* [Exercise aim]:
Identify and reproduce every line holding the string "With".

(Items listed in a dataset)
========================================
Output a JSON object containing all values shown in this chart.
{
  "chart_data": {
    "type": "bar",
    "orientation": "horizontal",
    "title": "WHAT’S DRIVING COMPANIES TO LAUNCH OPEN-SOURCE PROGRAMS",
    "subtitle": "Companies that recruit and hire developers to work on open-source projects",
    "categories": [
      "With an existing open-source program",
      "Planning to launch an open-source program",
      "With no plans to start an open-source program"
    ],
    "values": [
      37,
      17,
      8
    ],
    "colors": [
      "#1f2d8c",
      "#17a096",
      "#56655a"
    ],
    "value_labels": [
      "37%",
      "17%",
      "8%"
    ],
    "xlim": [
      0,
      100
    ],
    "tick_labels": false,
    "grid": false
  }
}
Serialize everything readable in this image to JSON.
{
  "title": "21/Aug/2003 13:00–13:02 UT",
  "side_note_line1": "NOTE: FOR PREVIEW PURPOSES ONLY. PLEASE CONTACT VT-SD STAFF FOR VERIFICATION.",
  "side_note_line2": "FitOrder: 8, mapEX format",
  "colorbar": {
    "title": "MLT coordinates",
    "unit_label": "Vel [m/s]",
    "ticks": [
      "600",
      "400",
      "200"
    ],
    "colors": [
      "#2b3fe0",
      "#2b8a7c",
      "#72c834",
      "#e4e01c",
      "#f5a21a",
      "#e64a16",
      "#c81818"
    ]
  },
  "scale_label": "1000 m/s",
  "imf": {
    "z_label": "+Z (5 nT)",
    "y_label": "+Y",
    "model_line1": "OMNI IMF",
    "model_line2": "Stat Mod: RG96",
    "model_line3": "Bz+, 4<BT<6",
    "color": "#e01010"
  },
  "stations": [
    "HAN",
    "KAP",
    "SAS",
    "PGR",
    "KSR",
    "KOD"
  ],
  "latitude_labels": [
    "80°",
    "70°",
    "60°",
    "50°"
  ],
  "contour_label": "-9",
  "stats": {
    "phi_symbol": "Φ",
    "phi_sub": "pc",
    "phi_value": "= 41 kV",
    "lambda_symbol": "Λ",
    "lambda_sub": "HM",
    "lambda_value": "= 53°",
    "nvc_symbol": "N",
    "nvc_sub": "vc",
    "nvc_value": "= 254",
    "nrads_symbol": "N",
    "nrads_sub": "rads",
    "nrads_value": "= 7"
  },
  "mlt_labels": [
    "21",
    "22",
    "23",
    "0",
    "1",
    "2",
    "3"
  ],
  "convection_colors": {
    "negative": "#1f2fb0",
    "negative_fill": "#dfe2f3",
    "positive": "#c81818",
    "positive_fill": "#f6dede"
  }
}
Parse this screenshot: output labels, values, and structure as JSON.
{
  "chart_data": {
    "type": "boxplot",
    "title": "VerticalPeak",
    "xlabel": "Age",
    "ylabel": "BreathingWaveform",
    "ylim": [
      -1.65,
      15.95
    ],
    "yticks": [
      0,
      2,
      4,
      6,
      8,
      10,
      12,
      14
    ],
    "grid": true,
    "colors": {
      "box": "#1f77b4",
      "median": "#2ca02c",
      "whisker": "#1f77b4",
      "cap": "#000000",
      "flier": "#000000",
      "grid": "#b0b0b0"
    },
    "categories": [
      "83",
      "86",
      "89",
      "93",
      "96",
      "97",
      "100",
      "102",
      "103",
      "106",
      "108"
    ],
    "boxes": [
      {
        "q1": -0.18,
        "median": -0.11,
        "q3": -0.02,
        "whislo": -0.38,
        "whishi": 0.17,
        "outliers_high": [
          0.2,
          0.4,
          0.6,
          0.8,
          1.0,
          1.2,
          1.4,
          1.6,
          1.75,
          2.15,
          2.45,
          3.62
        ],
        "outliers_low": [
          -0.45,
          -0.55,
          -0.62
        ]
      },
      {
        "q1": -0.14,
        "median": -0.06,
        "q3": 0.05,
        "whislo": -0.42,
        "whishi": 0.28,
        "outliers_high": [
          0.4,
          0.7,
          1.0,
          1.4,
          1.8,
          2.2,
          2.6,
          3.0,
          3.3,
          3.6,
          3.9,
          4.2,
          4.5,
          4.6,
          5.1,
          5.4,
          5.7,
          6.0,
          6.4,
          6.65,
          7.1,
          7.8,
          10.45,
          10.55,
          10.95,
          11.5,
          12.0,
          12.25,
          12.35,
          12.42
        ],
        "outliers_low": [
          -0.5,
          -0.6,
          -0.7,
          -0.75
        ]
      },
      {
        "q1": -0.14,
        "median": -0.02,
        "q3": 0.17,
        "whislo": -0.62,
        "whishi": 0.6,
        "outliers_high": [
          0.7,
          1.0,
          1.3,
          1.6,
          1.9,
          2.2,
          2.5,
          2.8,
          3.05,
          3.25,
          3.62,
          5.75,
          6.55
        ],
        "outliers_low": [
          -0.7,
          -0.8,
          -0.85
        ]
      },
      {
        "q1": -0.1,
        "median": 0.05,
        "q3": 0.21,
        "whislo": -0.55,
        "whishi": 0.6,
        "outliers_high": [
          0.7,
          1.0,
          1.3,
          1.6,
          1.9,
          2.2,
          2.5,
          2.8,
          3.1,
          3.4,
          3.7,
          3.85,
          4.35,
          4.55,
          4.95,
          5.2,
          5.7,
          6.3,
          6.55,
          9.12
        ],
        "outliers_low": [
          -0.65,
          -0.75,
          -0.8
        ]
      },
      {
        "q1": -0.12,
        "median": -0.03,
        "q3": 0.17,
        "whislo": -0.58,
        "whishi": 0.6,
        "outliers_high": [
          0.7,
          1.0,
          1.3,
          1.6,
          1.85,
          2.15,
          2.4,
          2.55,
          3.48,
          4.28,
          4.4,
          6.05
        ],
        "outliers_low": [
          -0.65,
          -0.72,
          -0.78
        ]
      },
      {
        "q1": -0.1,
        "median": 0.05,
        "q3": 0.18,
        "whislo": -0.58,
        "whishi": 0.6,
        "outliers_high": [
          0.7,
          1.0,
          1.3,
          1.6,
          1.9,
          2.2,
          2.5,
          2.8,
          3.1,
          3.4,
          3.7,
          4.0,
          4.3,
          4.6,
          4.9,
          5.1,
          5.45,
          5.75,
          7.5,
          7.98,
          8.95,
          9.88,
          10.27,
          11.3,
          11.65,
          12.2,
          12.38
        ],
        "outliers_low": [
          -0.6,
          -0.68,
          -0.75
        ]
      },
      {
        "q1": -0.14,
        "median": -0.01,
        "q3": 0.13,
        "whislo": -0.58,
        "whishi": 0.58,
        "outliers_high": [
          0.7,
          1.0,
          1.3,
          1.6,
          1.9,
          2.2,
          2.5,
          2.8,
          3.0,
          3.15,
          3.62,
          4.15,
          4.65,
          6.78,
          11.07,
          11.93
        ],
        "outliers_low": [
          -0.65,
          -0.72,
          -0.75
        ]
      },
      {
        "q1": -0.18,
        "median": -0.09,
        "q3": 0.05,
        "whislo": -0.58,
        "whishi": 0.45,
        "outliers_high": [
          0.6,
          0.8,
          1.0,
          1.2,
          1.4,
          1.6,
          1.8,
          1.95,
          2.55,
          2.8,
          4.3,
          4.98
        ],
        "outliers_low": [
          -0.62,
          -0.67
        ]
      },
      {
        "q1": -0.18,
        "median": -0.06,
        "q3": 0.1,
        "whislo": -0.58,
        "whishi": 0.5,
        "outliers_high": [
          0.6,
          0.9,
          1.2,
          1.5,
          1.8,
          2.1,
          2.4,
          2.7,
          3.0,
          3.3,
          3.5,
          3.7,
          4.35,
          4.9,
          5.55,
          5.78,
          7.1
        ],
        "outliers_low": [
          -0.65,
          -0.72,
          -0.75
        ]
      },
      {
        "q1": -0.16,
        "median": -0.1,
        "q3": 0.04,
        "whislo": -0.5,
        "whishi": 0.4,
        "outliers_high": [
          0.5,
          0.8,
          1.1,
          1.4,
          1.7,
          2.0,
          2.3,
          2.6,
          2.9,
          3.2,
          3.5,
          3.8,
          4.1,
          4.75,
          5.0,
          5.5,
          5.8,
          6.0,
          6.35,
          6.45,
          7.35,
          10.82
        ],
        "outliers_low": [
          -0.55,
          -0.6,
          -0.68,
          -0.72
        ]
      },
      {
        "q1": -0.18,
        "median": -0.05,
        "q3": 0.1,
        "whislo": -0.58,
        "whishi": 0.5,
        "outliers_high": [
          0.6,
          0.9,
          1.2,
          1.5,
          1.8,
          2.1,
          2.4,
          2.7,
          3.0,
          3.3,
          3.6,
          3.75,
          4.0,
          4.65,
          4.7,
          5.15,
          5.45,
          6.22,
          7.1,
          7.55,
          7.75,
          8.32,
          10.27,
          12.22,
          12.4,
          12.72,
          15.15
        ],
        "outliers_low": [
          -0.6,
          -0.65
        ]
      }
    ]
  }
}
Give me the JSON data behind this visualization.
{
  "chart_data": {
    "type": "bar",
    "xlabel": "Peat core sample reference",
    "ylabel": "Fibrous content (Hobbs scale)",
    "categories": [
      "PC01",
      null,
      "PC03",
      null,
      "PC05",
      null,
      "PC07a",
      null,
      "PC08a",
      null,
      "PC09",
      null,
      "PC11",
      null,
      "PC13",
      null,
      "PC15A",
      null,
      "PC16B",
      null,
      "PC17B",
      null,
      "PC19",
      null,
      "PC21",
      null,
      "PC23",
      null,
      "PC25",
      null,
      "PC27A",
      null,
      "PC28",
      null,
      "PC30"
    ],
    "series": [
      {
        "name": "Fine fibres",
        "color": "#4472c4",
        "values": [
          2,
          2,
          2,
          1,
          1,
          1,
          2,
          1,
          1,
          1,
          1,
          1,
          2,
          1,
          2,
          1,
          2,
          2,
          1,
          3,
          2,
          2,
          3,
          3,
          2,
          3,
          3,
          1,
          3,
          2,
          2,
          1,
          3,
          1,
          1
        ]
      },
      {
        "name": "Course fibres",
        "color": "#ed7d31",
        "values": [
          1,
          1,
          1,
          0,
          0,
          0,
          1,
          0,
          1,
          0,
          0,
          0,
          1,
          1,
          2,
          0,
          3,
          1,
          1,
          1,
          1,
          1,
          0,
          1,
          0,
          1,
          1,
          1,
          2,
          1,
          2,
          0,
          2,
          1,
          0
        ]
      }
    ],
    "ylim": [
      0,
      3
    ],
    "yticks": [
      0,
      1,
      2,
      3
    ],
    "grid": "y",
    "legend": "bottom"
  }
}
========================================
* [Solution to the exercise]:
      "With an existing open-source program",
      "With no plans to start an open-source program"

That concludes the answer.